Dataset rows:
------------------------
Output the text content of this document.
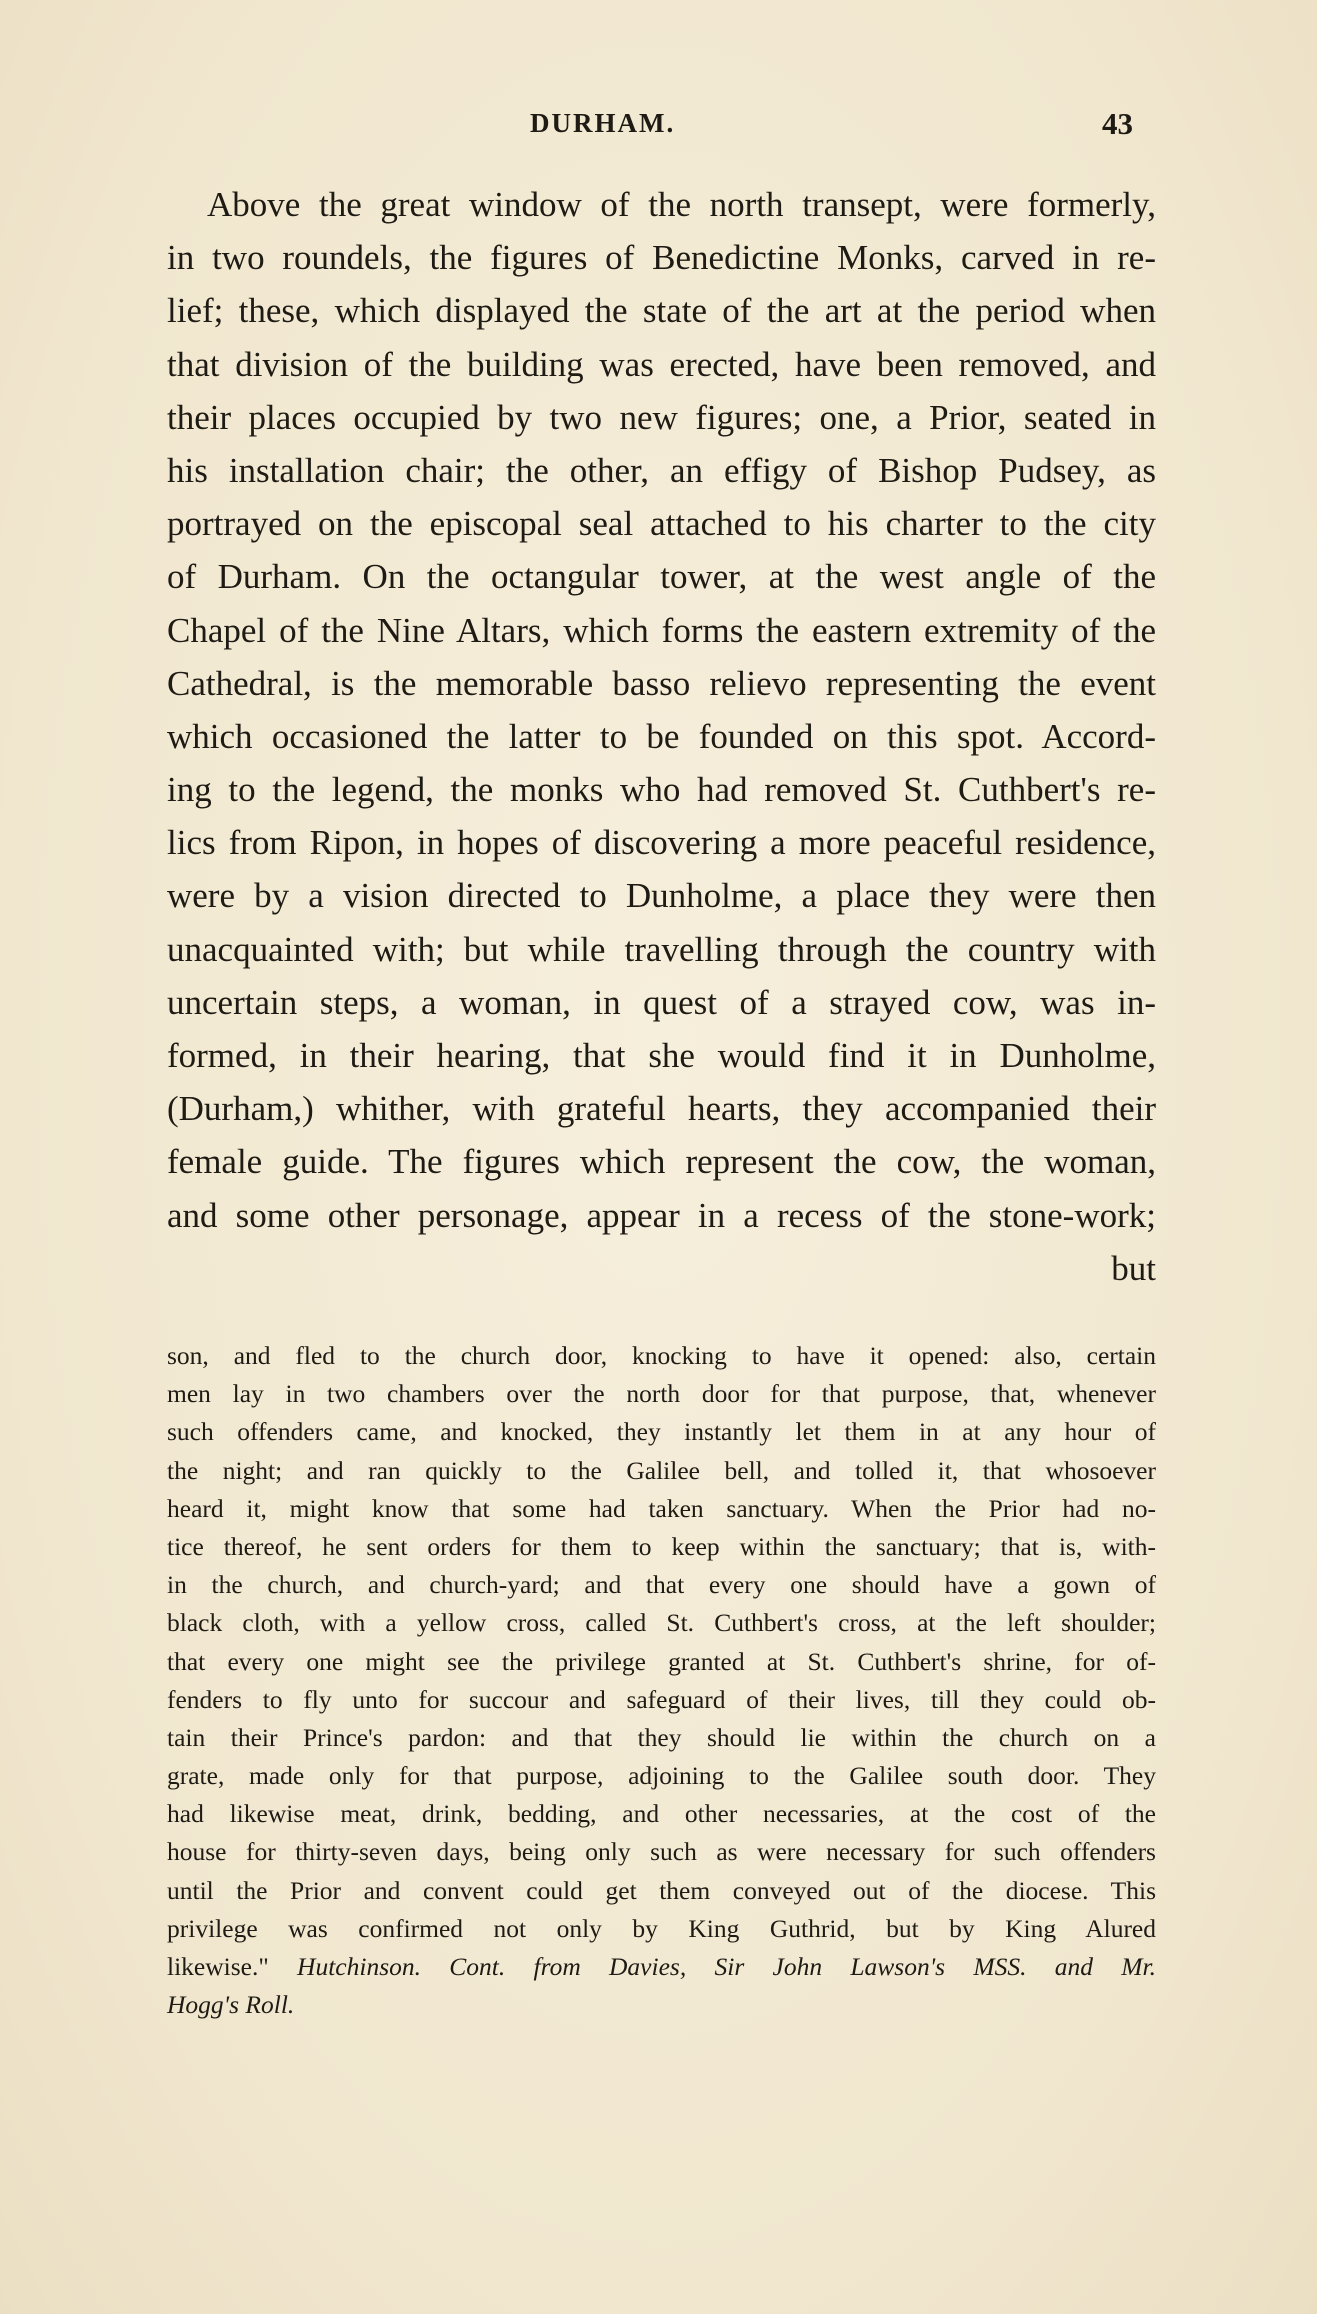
DURHAM.	43
Above the great window of the north transept, were formerly,
in two roundels, the figures of Benedictine Monks, carved in re-
lief; these, which displayed the state of the art at the period when
that division of the building was erected, have been removed, and
their places occupied by two new figures; one, a Prior, seated in
his installation chair; the other, an effigy of Bishop Pudsey, as
portrayed on the episcopal seal attached to his charter to the city
of Durham. On the octangular tower, at the west angle of the
Chapel of the Nine Altars, which forms the eastern extremity of the
Cathedral, is the memorable basso relievo representing the event
which occasioned the latter to be founded on this spot. Accord-
ing to the legend, the monks who had removed St. Cuthbert's re-
lics from Ripon, in hopes of discovering a more peaceful residence,
were by a vision directed to Dunholme, a place they were then
unacquainted with; but while travelling through the country with
uncertain steps, a woman, in quest of a strayed cow, was in-
formed, in their hearing, that she would find it in Dunholme,
(Durham,) whither, with grateful hearts, they accompanied their
female guide. The figures which represent the cow, the woman,
and some other personage, appear in a recess of the stone-work;
but
son, and fled to the church door, knocking to have it opened: also, certain
men lay in two chambers over the north door for that purpose, that, whenever
such offenders came, and knocked, they instantly let them in at any hour of
the night; and ran quickly to the Galilee bell, and tolled it, that whosoever
heard it, might know that some had taken sanctuary. When the Prior had no-
tice thereof, he sent orders for them to keep within the sanctuary; that is, with-
in the church, and church-yard; and that every one should have a gown of
black cloth, with a yellow cross, called St. Cuthbert's cross, at the left shoulder;
that every one might see the privilege granted at St. Cuthbert's shrine, for of-
fenders to fly unto for succour and safeguard of their lives, till they could ob-
tain their Prince's pardon: and that they should lie within the church on a
grate, made only for that purpose, adjoining to the Galilee south door. They
had likewise meat, drink, bedding, and other necessaries, at the cost of the
house for thirty-seven days, being only such as were necessary for such offenders
until the Prior and convent could get them conveyed out of the diocese. This
privilege was confirmed not only by King Guthrid, but by King Alured
likewise." Hutchinson. Cont. from Davies, Sir John Lawson's MSS. and Mr.
Hogg's Roll.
------------------------
--- EXERCISE DIRECTIONS ---
Above are entries; state the number of lines among them that contain "every", and nothing else.

--- RESULT FOR THIS TASK ---
2